• _GIVEN TASK_
Set down the full listing exactly, character for character.
-------- ROWS --------
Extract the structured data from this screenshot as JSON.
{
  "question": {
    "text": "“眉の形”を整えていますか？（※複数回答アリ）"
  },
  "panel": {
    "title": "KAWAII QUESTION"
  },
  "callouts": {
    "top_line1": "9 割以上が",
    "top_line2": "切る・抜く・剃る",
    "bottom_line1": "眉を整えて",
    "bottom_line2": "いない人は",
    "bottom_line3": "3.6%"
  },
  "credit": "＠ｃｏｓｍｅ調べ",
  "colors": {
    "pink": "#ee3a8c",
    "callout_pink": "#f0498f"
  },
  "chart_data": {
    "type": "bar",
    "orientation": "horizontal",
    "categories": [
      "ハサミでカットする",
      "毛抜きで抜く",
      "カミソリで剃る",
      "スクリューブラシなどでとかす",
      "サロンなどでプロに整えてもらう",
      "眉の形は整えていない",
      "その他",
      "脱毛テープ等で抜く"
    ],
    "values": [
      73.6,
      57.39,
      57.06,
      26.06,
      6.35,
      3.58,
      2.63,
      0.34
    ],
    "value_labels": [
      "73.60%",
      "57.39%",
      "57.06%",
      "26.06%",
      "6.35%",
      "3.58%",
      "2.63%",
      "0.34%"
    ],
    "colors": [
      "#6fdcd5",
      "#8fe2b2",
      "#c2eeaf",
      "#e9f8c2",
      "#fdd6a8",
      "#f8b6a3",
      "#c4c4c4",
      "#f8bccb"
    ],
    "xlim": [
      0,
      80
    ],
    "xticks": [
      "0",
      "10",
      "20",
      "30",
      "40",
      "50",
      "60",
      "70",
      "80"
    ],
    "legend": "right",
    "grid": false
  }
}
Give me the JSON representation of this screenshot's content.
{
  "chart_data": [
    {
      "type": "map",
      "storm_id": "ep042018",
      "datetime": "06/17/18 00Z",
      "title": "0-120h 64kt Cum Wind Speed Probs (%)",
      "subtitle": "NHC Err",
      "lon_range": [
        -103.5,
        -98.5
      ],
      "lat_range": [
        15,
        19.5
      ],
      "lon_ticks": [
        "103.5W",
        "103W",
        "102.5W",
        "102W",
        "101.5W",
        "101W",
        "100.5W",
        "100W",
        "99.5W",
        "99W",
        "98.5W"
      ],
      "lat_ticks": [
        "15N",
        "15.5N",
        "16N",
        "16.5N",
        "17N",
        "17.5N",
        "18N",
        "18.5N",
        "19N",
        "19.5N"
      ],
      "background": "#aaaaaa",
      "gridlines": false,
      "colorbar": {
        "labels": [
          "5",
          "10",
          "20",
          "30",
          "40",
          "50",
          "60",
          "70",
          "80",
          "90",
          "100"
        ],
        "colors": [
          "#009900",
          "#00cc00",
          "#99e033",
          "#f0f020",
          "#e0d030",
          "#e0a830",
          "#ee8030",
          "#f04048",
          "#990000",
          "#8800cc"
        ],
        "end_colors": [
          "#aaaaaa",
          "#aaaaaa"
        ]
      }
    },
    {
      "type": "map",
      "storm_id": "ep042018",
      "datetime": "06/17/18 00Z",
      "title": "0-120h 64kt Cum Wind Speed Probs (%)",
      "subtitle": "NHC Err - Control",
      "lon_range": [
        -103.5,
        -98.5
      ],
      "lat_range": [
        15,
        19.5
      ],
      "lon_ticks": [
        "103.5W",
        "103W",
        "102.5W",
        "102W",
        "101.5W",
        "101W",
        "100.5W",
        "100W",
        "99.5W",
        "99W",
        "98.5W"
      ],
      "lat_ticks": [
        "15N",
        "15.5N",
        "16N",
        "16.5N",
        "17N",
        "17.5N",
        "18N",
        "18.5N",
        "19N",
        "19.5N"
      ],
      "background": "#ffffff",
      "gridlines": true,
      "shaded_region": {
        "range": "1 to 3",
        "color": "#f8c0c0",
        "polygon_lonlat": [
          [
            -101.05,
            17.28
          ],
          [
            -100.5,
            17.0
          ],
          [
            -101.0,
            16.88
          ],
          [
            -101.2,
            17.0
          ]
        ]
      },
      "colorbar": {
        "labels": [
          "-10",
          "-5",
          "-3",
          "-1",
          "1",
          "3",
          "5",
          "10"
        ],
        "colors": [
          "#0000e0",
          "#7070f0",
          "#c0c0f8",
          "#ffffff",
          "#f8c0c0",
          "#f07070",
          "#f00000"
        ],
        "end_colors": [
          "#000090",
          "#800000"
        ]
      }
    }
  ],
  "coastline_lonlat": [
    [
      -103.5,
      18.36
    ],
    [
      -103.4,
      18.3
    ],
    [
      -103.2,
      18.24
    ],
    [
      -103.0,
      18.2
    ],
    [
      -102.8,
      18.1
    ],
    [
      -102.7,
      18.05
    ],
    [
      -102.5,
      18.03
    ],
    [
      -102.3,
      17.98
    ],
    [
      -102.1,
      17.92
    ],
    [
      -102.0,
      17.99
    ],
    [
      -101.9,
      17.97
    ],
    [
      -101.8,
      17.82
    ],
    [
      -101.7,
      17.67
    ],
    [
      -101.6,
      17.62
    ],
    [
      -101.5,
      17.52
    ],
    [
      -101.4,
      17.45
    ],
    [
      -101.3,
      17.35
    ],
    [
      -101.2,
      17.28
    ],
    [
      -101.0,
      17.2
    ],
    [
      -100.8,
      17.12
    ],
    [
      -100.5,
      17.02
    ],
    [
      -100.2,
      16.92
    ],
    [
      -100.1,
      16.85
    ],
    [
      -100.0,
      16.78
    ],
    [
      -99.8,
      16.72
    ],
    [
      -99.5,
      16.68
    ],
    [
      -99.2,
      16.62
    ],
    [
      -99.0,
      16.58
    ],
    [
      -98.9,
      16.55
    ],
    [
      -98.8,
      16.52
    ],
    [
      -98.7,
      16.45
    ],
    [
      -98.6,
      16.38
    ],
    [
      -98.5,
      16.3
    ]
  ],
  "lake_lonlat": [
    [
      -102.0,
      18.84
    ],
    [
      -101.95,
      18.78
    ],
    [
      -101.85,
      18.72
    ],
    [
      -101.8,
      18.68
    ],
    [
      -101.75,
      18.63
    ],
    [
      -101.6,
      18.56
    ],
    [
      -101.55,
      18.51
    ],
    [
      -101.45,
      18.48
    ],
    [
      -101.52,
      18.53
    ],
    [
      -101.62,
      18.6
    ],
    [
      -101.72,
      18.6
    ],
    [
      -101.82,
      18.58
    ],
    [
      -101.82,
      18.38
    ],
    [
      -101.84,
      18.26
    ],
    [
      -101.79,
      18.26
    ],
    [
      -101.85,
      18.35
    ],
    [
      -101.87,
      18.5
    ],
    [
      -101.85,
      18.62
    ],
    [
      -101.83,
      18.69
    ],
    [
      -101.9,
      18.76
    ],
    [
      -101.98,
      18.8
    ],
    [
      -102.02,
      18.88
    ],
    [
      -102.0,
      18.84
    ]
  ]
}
--------
• _TASK RESPONSE_
Extract the structured data from this screenshot as JSON.
{
  "question": {
    "text": "“眉の形”を整えていますか？（※複数回答アリ）"
  },
  "panel": {
    "title": "KAWAII QUESTION"
  },
  "callouts": {
    "top_line1": "9 割以上が",
    "top_line2": "切る・抜く・剃る",
    "bottom_line1": "眉を整えて",
    "bottom_line2": "いない人は",
    "bottom_line3": "3.6%"
  },
  "credit": "＠ｃｏｓｍｅ調べ",
  "colors": {
    "pink": "#ee3a8c",
    "callout_pink": "#f0498f"
  },
  "chart_data": {
    "type": "bar",
    "orientation": "horizontal",
    "categories": [
      "ハサミでカットする",
      "毛抜きで抜く",
      "カミソリで剃る",
      "スクリューブラシなどでとかす",
      "サロンなどでプロに整えてもらう",
      "眉の形は整えていない",
      "その他",
      "脱毛テープ等で抜く"
    ],
    "values": [
      73.6,
      57.39,
      57.06,
      26.06,
      6.35,
      3.58,
      2.63,
      0.34
    ],
    "value_labels": [
      "73.60%",
      "57.39%",
      "57.06%",
      "26.06%",
      "6.35%",
      "3.58%",
      "2.63%",
      "0.34%"
    ],
    "colors": [
      "#6fdcd5",
      "#8fe2b2",
      "#c2eeaf",
      "#e9f8c2",
      "#fdd6a8",
      "#f8b6a3",
      "#c4c4c4",
      "#f8bccb"
    ],
    "xlim": [
      0,
      80
    ],
    "xticks": [
      "0",
      "10",
      "20",
      "30",
      "40",
      "50",
      "60",
      "70",
      "80"
    ],
    "legend": "right",
    "grid": false
  }
}
Give me the JSON representation of this screenshot's content.
{
  "chart_data": [
    {
      "type": "map",
      "storm_id": "ep042018",
      "datetime": "06/17/18 00Z",
      "title": "0-120h 64kt Cum Wind Speed Probs (%)",
      "subtitle": "NHC Err",
      "lon_range": [
        -103.5,
        -98.5
      ],
      "lat_range": [
        15,
        19.5
      ],
      "lon_ticks": [
        "103.5W",
        "103W",
        "102.5W",
        "102W",
        "101.5W",
        "101W",
        "100.5W",
        "100W",
        "99.5W",
        "99W",
        "98.5W"
      ],
      "lat_ticks": [
        "15N",
        "15.5N",
        "16N",
        "16.5N",
        "17N",
        "17.5N",
        "18N",
        "18.5N",
        "19N",
        "19.5N"
      ],
      "background": "#aaaaaa",
      "gridlines": false,
      "colorbar": {
        "labels": [
          "5",
          "10",
          "20",
          "30",
          "40",
          "50",
          "60",
          "70",
          "80",
          "90",
          "100"
        ],
        "colors": [
          "#009900",
          "#00cc00",
          "#99e033",
          "#f0f020",
          "#e0d030",
          "#e0a830",
          "#ee8030",
          "#f04048",
          "#990000",
          "#8800cc"
        ],
        "end_colors": [
          "#aaaaaa",
          "#aaaaaa"
        ]
      }
    },
    {
      "type": "map",
      "storm_id": "ep042018",
      "datetime": "06/17/18 00Z",
      "title": "0-120h 64kt Cum Wind Speed Probs (%)",
      "subtitle": "NHC Err - Control",
      "lon_range": [
        -103.5,
        -98.5
      ],
      "lat_range": [
        15,
        19.5
      ],
      "lon_ticks": [
        "103.5W",
        "103W",
        "102.5W",
        "102W",
        "101.5W",
        "101W",
        "100.5W",
        "100W",
        "99.5W",
        "99W",
        "98.5W"
      ],
      "lat_ticks": [
        "15N",
        "15.5N",
        "16N",
        "16.5N",
        "17N",
        "17.5N",
        "18N",
        "18.5N",
        "19N",
        "19.5N"
      ],
      "background": "#ffffff",
      "gridlines": true,
      "shaded_region": {
        "range": "1 to 3",
        "color": "#f8c0c0",
        "polygon_lonlat": [
          [
            -101.05,
            17.28
          ],
          [
            -100.5,
            17.0
          ],
          [
            -101.0,
            16.88
          ],
          [
            -101.2,
            17.0
          ]
        ]
      },
      "colorbar": {
        "labels": [
          "-10",
          "-5",
          "-3",
          "-1",
          "1",
          "3",
          "5",
          "10"
        ],
        "colors": [
          "#0000e0",
          "#7070f0",
          "#c0c0f8",
          "#ffffff",
          "#f8c0c0",
          "#f07070",
          "#f00000"
        ],
        "end_colors": [
          "#000090",
          "#800000"
        ]
      }
    }
  ],
  "coastline_lonlat": [
    [
      -103.5,
      18.36
    ],
    [
      -103.4,
      18.3
    ],
    [
      -103.2,
      18.24
    ],
    [
      -103.0,
      18.2
    ],
    [
      -102.8,
      18.1
    ],
    [
      -102.7,
      18.05
    ],
    [
      -102.5,
      18.03
    ],
    [
      -102.3,
      17.98
    ],
    [
      -102.1,
      17.92
    ],
    [
      -102.0,
      17.99
    ],
    [
      -101.9,
      17.97
    ],
    [
      -101.8,
      17.82
    ],
    [
      -101.7,
      17.67
    ],
    [
      -101.6,
      17.62
    ],
    [
      -101.5,
      17.52
    ],
    [
      -101.4,
      17.45
    ],
    [
      -101.3,
      17.35
    ],
    [
      -101.2,
      17.28
    ],
    [
      -101.0,
      17.2
    ],
    [
      -100.8,
      17.12
    ],
    [
      -100.5,
      17.02
    ],
    [
      -100.2,
      16.92
    ],
    [
      -100.1,
      16.85
    ],
    [
      -100.0,
      16.78
    ],
    [
      -99.8,
      16.72
    ],
    [
      -99.5,
      16.68
    ],
    [
      -99.2,
      16.62
    ],
    [
      -99.0,
      16.58
    ],
    [
      -98.9,
      16.55
    ],
    [
      -98.8,
      16.52
    ],
    [
      -98.7,
      16.45
    ],
    [
      -98.6,
      16.38
    ],
    [
      -98.5,
      16.3
    ]
  ],
  "lake_lonlat": [
    [
      -102.0,
      18.84
    ],
    [
      -101.95,
      18.78
    ],
    [
      -101.85,
      18.72
    ],
    [
      -101.8,
      18.68
    ],
    [
      -101.75,
      18.63
    ],
    [
      -101.6,
      18.56
    ],
    [
      -101.55,
      18.51
    ],
    [
      -101.45,
      18.48
    ],
    [
      -101.52,
      18.53
    ],
    [
      -101.62,
      18.6
    ],
    [
      -101.72,
      18.6
    ],
    [
      -101.82,
      18.58
    ],
    [
      -101.82,
      18.38
    ],
    [
      -101.84,
      18.26
    ],
    [
      -101.79,
      18.26
    ],
    [
      -101.85,
      18.35
    ],
    [
      -101.87,
      18.5
    ],
    [
      -101.85,
      18.62
    ],
    [
      -101.83,
      18.69
    ],
    [
      -101.9,
      18.76
    ],
    [
      -101.98,
      18.8
    ],
    [
      -102.02,
      18.88
    ],
    [
      -102.0,
      18.84
    ]
  ]
}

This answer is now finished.